> DIRECTION
Identify, in the records below, every line where the string "data" appears, and copy each such line.

> RECORDS TO PROCESS
* * *

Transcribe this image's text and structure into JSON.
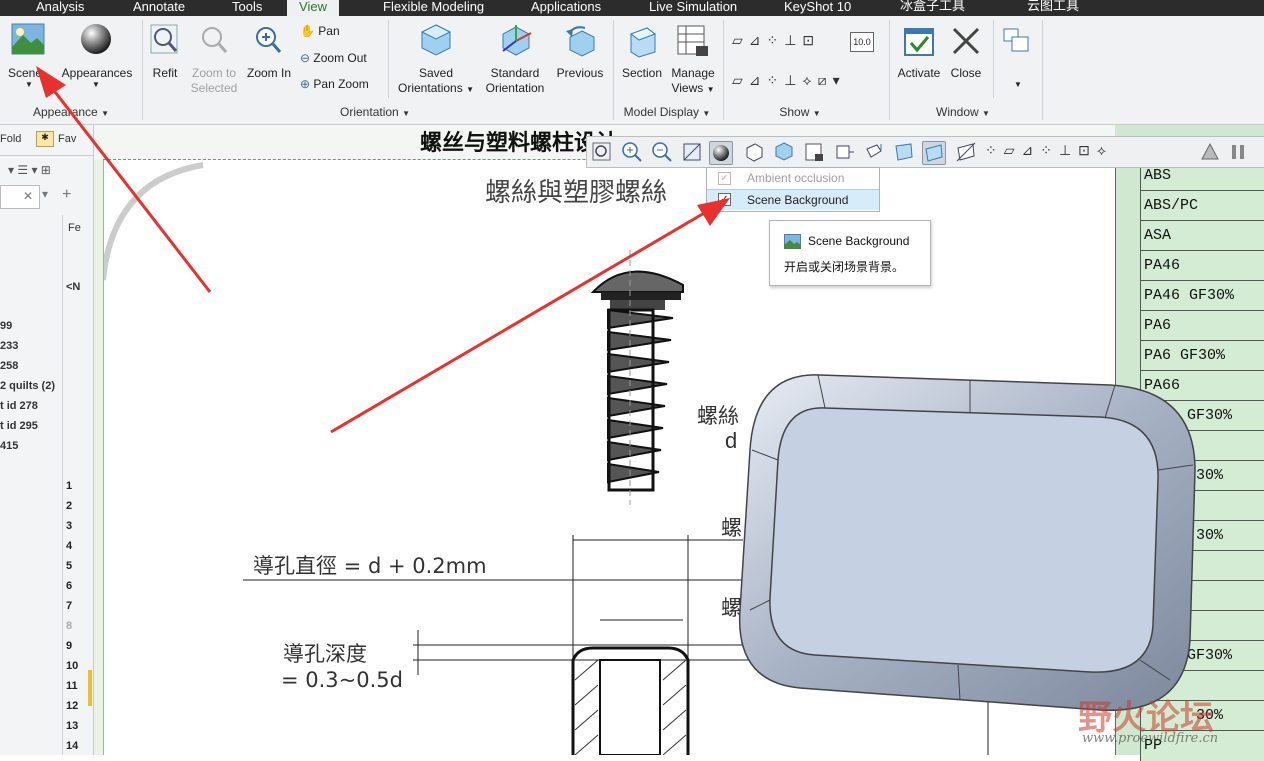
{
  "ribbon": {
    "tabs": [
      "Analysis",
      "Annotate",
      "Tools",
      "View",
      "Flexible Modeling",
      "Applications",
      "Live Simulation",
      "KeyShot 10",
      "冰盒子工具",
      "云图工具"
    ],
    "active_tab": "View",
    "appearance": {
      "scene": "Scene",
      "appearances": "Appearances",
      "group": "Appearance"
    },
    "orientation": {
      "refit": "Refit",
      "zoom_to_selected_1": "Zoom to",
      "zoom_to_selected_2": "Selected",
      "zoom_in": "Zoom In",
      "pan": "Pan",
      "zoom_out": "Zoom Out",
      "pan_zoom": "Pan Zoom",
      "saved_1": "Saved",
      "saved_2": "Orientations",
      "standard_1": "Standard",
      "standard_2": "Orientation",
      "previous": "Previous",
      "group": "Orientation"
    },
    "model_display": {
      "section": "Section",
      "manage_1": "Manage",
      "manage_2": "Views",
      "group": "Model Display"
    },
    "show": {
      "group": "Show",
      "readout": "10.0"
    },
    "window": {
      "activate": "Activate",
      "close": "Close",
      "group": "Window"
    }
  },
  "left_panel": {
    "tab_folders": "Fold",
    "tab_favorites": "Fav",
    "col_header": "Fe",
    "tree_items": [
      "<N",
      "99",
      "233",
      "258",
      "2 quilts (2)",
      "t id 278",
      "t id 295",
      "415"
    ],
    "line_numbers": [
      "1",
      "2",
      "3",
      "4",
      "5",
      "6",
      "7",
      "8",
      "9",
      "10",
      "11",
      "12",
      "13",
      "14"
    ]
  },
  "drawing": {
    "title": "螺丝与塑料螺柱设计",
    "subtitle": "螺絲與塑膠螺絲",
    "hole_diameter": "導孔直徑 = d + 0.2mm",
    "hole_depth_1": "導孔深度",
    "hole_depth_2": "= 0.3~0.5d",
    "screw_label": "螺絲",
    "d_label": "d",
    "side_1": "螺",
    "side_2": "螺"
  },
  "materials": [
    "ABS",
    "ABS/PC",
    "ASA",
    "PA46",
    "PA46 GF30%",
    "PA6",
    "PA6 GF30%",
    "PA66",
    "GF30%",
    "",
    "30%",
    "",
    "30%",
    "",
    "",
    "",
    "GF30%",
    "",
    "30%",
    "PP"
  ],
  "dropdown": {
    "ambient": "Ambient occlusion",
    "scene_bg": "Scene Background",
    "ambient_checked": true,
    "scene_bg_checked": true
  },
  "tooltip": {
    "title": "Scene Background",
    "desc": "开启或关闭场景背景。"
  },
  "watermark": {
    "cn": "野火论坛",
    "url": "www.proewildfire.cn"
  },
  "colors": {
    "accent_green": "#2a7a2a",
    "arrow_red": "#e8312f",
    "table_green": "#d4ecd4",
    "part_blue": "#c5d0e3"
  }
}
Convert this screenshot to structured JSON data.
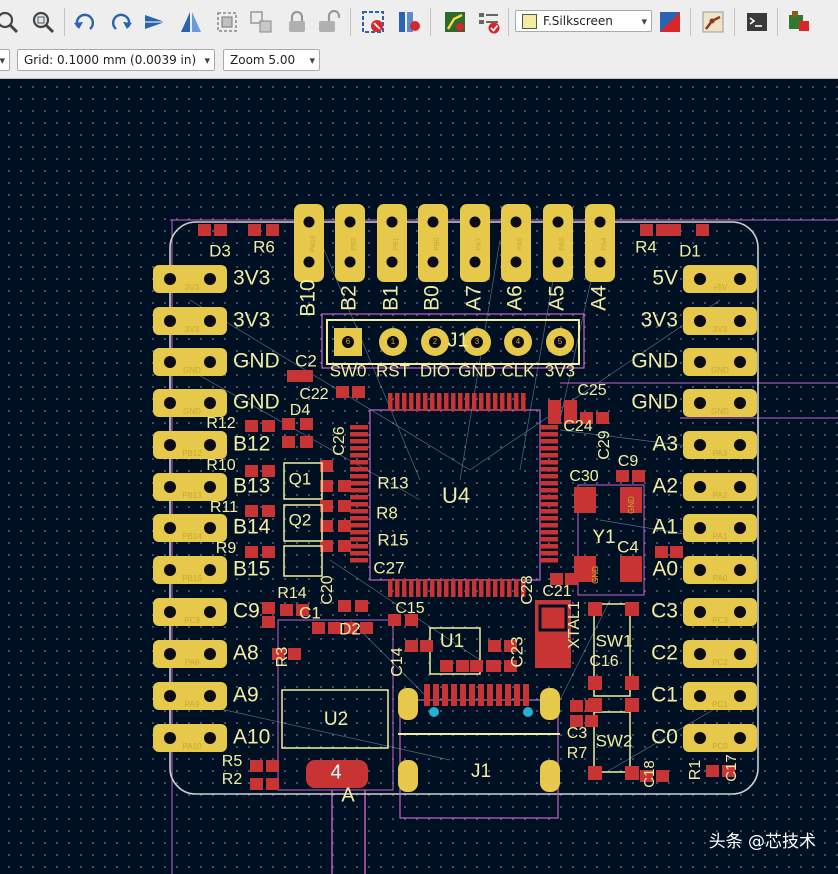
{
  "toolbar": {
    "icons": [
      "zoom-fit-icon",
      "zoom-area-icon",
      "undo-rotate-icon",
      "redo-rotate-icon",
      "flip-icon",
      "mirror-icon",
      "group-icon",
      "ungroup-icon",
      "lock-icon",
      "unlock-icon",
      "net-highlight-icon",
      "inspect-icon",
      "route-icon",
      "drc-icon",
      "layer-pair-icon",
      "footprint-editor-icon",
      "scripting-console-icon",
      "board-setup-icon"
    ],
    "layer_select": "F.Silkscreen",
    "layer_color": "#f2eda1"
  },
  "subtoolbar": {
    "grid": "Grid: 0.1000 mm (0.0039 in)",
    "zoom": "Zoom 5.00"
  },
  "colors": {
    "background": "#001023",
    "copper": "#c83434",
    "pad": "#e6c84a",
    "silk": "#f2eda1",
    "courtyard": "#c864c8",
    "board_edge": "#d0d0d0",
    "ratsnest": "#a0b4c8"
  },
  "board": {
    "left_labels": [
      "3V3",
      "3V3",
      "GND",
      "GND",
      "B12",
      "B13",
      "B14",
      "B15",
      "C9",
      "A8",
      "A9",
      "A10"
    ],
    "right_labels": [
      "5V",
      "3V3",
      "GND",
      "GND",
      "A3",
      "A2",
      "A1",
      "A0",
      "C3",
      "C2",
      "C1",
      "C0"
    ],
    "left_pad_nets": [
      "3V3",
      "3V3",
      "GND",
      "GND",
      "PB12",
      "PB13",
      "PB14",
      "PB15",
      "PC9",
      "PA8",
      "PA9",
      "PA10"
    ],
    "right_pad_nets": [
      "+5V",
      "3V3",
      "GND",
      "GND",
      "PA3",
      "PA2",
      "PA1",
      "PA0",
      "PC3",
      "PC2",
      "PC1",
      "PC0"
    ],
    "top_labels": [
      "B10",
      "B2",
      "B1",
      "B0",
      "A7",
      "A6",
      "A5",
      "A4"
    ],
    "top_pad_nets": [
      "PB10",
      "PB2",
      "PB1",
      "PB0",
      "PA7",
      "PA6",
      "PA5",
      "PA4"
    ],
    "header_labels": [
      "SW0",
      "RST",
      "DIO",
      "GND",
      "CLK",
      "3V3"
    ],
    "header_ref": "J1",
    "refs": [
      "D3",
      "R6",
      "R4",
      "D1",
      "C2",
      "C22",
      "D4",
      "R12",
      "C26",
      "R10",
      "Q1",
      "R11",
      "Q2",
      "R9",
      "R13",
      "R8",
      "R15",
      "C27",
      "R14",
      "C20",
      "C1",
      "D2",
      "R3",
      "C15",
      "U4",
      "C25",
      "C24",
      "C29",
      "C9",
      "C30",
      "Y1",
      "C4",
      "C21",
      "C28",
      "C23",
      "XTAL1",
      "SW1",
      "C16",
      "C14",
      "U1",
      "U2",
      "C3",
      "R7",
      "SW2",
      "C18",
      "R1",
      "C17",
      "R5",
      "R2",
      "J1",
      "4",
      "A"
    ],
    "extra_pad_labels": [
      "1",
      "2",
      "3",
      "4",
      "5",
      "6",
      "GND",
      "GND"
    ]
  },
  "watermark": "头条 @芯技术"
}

* * *

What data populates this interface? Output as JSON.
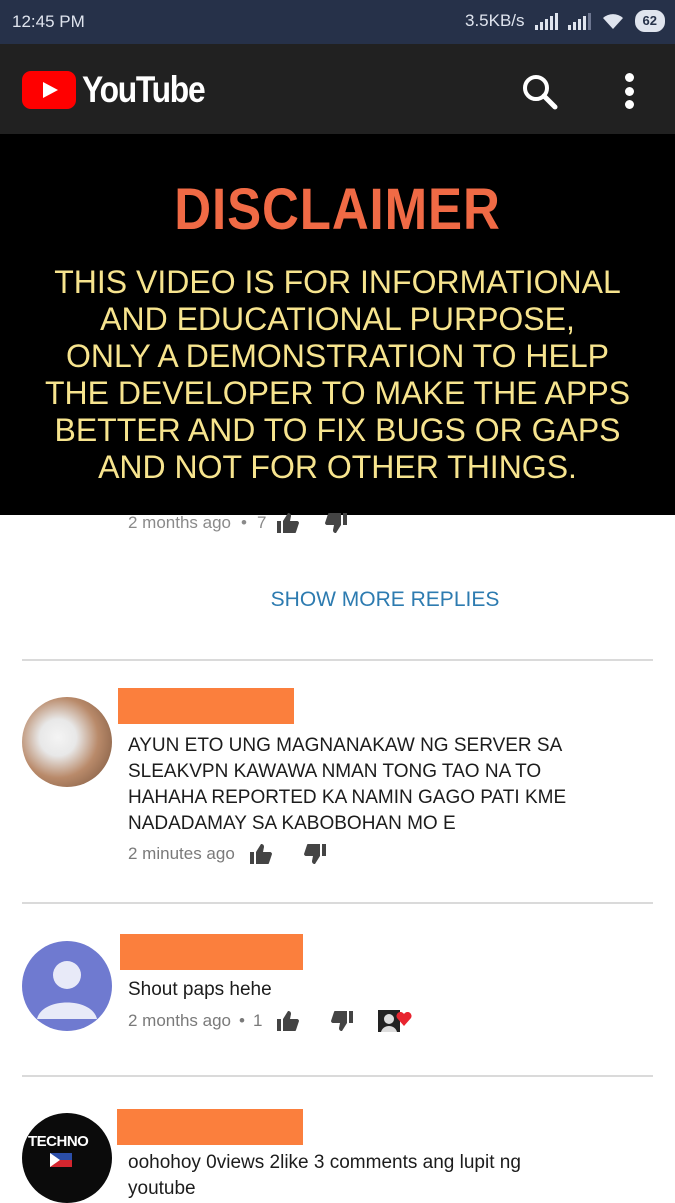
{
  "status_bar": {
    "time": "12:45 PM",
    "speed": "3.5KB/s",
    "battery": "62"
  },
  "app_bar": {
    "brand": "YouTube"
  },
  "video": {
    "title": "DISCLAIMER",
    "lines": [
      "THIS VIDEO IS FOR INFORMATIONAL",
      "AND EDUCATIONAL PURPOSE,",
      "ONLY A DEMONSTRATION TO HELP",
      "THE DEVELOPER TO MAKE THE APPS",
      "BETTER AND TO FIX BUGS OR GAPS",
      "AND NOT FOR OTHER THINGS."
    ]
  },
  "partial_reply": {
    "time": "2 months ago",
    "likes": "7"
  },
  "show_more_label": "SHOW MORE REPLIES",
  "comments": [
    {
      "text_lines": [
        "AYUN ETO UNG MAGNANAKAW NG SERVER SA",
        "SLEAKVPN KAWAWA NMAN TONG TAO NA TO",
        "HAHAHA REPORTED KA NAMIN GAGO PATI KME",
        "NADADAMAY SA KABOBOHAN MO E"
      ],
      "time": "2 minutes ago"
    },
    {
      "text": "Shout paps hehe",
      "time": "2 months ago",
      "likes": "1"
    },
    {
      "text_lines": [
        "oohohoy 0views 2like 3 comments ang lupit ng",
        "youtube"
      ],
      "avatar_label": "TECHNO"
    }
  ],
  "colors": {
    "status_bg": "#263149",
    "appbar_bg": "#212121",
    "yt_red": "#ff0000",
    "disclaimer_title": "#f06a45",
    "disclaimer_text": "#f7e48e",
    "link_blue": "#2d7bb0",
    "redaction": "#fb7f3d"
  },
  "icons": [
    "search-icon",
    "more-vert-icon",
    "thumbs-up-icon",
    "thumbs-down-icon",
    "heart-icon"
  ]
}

* * *

> RESULT OF THIS TASK
Convert this screenshot to structured JSON data.
What data populates this interface? Output as JSON.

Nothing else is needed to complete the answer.